**Exercise requirements:** Give back only the lines from the one with "Extract the structured" through the last line of the data, exactly as they appear.
□ □ □ □
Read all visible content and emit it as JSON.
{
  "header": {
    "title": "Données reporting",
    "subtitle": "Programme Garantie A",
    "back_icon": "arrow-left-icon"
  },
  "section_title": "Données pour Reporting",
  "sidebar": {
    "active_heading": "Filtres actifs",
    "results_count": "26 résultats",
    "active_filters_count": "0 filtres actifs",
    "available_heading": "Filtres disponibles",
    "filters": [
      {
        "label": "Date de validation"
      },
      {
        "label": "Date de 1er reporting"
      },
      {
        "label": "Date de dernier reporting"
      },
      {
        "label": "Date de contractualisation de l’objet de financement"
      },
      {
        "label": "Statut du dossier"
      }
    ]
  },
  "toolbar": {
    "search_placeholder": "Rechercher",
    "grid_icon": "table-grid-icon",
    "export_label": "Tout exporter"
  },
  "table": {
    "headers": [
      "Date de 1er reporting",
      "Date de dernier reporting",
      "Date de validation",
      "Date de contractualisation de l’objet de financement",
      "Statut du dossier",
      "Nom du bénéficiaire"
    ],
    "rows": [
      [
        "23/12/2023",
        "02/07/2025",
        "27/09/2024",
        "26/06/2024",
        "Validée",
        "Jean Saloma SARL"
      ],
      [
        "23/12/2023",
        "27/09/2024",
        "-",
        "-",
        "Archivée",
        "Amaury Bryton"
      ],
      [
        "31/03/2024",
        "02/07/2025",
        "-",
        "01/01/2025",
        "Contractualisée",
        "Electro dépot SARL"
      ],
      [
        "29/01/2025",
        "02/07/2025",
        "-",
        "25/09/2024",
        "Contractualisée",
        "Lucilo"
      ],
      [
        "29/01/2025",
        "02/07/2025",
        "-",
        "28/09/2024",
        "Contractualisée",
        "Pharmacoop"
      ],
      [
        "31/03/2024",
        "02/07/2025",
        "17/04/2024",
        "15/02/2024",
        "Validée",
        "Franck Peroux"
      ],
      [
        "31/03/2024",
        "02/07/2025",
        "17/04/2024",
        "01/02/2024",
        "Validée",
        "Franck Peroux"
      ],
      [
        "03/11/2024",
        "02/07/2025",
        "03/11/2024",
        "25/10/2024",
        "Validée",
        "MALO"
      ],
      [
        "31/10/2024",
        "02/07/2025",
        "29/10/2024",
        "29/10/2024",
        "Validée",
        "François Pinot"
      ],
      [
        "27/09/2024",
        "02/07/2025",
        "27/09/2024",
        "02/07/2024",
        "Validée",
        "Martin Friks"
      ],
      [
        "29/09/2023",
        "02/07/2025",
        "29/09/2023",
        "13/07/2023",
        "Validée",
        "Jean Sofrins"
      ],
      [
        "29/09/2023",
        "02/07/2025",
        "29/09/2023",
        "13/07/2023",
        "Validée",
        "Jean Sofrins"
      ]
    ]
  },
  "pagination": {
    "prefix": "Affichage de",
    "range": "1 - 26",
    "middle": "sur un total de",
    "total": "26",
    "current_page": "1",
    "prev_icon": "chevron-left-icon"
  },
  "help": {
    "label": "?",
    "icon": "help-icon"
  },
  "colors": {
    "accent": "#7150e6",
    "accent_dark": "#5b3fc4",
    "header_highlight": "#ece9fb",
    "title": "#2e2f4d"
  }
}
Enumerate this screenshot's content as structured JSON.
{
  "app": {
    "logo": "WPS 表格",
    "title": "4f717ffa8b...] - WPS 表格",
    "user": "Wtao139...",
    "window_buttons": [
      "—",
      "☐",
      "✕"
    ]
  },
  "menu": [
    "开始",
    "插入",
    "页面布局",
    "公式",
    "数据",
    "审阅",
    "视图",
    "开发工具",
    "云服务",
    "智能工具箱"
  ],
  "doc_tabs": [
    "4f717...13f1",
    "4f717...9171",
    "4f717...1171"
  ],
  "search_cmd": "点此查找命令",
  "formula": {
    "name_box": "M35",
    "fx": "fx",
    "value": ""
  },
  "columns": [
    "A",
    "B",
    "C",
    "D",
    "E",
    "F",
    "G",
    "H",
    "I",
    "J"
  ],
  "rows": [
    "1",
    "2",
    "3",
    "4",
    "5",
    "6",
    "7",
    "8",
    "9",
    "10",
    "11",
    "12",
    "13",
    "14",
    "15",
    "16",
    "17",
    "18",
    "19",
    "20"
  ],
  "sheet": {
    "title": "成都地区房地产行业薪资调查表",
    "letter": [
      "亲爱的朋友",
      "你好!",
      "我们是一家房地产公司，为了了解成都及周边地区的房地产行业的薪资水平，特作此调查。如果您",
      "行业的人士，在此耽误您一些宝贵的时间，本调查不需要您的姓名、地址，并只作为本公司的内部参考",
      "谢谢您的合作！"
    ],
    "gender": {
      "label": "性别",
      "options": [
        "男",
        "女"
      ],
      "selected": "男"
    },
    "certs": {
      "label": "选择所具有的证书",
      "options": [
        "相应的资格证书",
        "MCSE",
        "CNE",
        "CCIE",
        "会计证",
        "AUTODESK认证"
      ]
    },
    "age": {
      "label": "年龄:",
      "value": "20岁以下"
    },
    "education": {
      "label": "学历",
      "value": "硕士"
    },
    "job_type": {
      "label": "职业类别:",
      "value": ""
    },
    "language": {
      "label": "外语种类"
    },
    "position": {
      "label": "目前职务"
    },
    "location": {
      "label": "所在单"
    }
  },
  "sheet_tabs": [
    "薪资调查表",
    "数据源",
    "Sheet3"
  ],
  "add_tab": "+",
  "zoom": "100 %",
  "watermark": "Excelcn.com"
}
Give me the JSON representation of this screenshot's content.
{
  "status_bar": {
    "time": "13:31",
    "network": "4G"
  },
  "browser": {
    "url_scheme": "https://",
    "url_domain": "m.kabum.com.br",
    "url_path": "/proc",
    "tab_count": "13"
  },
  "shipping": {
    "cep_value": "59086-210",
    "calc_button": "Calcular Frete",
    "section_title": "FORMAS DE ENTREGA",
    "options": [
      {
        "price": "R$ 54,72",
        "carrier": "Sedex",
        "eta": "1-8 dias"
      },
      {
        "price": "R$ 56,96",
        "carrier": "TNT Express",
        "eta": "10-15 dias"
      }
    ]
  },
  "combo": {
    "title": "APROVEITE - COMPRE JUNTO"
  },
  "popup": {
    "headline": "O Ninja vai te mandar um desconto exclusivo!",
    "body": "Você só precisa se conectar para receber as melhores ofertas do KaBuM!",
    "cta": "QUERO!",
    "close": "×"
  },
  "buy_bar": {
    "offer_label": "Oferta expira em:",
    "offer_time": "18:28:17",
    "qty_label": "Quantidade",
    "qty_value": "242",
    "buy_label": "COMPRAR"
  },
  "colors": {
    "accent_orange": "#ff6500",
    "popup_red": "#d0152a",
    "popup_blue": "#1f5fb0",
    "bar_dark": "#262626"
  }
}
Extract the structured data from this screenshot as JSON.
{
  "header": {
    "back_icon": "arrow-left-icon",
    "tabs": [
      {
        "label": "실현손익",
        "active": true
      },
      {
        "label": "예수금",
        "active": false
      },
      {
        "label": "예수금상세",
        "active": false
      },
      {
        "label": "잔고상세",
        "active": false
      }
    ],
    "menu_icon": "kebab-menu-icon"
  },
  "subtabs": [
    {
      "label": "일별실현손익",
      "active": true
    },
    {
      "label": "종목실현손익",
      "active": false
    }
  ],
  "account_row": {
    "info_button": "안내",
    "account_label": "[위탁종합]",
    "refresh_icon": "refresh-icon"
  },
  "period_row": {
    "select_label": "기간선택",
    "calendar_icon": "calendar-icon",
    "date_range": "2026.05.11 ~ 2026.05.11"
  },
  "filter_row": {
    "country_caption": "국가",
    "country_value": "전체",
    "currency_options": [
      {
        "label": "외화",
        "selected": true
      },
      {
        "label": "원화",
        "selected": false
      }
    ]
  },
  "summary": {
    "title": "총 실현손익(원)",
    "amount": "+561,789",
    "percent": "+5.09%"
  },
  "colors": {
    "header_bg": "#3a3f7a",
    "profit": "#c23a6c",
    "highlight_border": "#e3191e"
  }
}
□ □ □ □
**In response:**
Extract the structured data from this screenshot as JSON.
{
  "header": {
    "back_icon": "arrow-left-icon",
    "tabs": [
      {
        "label": "실현손익",
        "active": true
      },
      {
        "label": "예수금",
        "active": false
      },
      {
        "label": "예수금상세",
        "active": false
      },
      {
        "label": "잔고상세",
        "active": false
      }
    ],
    "menu_icon": "kebab-menu-icon"
  },
  "subtabs": [
    {
      "label": "일별실현손익",
      "active": true
    },
    {
      "label": "종목실현손익",
      "active": false
    }
  ],
  "account_row": {
    "info_button": "안내",
    "account_label": "[위탁종합]",
    "refresh_icon": "refresh-icon"
  },
  "period_row": {
    "select_label": "기간선택",
    "calendar_icon": "calendar-icon",
    "date_range": "2026.05.11 ~ 2026.05.11"
  },
  "filter_row": {
    "country_caption": "국가",
    "country_value": "전체",
    "currency_options": [
      {
        "label": "외화",
        "selected": true
      },
      {
        "label": "원화",
        "selected": false
      }
    ]
  },
  "summary": {
    "title": "총 실현손익(원)",
    "amount": "+561,789",
    "percent": "+5.09%"
  },
  "colors": {
    "header_bg": "#3a3f7a",
    "profit": "#c23a6c",
    "highlight_border": "#e3191e"
  }
}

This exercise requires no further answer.